DIRECTIONS
Extract every line below that contains the word "Results".

(Data records)

• • • •

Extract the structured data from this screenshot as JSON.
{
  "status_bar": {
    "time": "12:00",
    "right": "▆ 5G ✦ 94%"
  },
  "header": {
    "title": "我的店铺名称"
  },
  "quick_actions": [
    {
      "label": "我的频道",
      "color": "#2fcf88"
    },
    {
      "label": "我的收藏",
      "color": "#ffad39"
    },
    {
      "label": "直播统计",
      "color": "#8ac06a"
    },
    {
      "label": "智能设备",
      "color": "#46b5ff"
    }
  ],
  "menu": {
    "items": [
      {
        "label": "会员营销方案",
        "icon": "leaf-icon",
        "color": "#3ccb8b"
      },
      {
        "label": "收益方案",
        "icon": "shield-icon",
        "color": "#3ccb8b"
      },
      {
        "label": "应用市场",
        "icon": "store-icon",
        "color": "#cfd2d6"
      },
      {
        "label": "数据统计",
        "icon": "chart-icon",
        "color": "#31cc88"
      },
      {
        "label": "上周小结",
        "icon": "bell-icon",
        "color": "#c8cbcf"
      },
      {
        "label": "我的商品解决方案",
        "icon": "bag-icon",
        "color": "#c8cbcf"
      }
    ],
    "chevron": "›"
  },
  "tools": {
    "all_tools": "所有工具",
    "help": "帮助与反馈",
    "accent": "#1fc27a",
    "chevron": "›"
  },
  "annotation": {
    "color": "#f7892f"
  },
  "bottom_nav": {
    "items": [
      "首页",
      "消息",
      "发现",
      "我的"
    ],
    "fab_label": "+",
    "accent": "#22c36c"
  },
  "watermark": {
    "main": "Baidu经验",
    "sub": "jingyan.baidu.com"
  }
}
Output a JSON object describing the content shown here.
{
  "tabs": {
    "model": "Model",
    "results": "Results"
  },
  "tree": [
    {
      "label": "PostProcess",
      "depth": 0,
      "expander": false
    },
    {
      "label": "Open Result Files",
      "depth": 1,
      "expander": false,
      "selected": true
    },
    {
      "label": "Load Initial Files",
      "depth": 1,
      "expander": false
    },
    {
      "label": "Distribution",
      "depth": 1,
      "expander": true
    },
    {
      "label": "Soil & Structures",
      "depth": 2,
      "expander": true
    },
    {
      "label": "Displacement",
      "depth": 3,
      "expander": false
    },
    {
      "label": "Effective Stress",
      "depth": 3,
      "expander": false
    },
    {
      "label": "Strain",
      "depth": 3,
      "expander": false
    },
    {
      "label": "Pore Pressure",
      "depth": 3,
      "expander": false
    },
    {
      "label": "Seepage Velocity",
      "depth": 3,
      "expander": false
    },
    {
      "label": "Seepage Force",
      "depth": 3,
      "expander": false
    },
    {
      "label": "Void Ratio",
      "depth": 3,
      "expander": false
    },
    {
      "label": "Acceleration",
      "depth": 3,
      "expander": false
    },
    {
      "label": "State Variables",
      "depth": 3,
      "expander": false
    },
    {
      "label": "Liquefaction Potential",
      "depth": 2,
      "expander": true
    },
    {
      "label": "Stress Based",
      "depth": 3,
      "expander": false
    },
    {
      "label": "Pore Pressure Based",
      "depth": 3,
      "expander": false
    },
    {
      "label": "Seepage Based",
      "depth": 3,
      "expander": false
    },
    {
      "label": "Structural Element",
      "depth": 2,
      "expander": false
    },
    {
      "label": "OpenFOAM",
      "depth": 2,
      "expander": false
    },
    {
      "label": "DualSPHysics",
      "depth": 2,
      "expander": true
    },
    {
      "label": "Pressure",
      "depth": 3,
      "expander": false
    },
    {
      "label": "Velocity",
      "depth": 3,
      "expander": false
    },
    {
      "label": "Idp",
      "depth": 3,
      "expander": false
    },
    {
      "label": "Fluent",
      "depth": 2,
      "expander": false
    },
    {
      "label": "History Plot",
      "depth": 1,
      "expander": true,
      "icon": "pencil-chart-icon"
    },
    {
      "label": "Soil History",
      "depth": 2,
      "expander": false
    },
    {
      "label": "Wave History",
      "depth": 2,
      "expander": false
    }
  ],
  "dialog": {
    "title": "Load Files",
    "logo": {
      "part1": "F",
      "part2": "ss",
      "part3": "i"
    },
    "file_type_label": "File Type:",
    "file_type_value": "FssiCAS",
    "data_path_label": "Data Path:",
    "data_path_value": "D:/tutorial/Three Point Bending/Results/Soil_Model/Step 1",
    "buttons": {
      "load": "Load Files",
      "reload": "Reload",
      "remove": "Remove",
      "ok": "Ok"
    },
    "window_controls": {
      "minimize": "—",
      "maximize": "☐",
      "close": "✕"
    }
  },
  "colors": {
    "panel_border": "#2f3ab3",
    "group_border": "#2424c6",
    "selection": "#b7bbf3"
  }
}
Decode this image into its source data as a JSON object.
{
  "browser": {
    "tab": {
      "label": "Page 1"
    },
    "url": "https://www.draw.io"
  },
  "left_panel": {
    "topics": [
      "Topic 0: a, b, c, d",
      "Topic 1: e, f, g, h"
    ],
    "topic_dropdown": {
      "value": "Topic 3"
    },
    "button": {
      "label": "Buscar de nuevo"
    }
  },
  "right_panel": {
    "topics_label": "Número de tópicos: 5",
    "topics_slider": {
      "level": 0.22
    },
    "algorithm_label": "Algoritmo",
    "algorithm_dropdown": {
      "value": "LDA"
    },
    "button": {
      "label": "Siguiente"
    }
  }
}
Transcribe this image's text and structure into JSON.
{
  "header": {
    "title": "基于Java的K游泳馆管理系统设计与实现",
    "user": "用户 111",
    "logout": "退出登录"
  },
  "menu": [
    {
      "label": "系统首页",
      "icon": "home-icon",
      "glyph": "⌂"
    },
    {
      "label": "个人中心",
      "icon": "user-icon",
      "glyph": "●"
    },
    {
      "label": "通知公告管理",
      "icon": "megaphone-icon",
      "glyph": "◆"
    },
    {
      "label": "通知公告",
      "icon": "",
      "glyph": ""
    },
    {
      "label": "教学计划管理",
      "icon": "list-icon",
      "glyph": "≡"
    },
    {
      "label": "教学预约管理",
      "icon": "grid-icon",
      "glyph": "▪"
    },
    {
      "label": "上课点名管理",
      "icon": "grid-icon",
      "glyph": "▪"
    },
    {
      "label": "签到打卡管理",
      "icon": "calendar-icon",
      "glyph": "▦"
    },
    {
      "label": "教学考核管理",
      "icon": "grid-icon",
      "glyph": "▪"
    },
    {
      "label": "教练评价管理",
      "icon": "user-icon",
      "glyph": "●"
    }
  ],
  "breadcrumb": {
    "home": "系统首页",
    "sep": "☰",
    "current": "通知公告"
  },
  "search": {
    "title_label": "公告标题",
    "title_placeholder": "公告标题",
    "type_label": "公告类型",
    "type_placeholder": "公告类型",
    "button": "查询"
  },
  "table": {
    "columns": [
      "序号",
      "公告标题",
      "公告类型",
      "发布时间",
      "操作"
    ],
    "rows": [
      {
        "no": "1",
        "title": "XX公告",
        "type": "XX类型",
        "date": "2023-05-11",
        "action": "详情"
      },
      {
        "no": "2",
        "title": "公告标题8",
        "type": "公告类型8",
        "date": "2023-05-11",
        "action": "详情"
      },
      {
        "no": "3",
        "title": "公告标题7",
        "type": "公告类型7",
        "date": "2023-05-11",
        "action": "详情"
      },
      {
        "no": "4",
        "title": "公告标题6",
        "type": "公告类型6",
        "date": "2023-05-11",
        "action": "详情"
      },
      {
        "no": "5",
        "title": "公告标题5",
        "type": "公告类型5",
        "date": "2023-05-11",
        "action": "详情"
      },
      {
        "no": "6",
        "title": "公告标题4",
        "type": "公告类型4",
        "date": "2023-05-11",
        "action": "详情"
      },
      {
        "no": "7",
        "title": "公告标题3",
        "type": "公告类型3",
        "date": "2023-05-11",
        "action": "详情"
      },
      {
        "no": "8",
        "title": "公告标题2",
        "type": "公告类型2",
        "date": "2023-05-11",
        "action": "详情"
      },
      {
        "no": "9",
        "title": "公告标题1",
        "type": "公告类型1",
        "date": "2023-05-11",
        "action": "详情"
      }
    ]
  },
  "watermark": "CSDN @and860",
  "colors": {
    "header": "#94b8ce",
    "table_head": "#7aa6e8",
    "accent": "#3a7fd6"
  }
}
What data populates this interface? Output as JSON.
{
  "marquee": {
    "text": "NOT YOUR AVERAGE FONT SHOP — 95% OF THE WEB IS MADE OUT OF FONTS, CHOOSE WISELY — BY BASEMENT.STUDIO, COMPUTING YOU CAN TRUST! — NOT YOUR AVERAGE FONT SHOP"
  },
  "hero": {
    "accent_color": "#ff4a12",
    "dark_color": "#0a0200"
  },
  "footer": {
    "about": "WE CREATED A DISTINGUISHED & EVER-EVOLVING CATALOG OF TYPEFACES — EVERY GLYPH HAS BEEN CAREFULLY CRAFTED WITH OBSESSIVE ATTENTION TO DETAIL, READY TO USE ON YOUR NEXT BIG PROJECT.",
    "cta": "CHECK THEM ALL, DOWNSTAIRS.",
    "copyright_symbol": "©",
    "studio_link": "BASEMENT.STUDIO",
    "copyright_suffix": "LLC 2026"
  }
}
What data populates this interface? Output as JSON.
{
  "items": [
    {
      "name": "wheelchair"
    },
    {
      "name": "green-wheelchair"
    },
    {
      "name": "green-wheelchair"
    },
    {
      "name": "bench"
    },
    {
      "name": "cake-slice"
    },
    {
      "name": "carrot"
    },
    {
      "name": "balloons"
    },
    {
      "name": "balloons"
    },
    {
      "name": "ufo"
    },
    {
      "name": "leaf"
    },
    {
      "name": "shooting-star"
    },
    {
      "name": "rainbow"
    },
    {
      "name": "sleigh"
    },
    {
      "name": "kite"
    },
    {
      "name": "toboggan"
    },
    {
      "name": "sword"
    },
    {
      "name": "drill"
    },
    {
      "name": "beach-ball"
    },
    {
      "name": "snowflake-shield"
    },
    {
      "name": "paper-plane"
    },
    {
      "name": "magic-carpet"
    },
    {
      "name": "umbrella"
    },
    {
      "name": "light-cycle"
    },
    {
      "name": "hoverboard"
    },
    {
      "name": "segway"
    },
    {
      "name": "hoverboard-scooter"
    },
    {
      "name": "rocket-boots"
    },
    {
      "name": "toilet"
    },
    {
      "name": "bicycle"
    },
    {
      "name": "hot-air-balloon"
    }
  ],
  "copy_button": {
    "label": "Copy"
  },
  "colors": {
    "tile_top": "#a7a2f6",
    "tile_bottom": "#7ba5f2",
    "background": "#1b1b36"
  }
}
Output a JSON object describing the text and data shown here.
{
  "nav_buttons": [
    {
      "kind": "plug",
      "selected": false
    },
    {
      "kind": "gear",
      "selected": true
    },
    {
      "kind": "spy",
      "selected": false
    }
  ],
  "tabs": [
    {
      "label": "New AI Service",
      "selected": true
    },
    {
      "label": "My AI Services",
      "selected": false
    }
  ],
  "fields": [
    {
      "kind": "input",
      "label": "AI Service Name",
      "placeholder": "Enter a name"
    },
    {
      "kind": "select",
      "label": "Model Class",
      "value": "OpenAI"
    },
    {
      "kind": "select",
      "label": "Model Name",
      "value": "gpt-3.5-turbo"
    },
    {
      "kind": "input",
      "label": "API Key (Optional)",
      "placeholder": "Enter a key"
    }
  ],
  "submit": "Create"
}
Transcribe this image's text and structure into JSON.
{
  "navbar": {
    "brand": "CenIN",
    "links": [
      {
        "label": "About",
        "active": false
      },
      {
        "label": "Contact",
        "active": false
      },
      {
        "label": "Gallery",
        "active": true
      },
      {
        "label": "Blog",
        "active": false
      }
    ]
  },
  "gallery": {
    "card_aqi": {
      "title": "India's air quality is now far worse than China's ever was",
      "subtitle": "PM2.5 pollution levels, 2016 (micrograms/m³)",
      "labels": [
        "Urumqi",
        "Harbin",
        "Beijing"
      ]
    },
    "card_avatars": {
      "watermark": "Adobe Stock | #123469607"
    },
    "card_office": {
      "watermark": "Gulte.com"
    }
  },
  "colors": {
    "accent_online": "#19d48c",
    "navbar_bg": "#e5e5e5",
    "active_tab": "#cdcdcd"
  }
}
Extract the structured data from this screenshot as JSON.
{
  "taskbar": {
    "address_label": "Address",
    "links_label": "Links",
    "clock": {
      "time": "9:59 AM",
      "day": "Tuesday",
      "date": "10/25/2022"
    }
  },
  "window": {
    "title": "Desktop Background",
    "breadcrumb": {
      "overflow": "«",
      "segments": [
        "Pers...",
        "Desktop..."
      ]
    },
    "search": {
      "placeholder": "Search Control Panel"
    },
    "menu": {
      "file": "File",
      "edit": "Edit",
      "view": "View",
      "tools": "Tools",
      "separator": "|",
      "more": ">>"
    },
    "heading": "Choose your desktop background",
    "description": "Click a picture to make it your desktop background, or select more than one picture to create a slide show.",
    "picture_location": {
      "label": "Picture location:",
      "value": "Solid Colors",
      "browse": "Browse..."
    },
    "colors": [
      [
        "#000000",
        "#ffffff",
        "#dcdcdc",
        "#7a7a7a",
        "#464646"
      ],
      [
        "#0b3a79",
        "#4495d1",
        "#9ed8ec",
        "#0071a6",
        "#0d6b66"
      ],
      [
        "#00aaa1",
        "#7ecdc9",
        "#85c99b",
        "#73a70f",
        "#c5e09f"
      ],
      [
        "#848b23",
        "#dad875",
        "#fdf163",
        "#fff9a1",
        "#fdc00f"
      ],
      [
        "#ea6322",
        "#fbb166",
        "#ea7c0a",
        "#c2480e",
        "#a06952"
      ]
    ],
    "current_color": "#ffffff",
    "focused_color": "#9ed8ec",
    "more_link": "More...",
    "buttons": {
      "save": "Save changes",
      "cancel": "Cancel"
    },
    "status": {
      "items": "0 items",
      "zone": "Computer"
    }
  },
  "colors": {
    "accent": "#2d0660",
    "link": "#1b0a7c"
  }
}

• • • •

SOLUTION
    "results": "Results"
    "data_path_value": "D:/tutorial/Three Point Bending/Results/Soil_Model/Step 1",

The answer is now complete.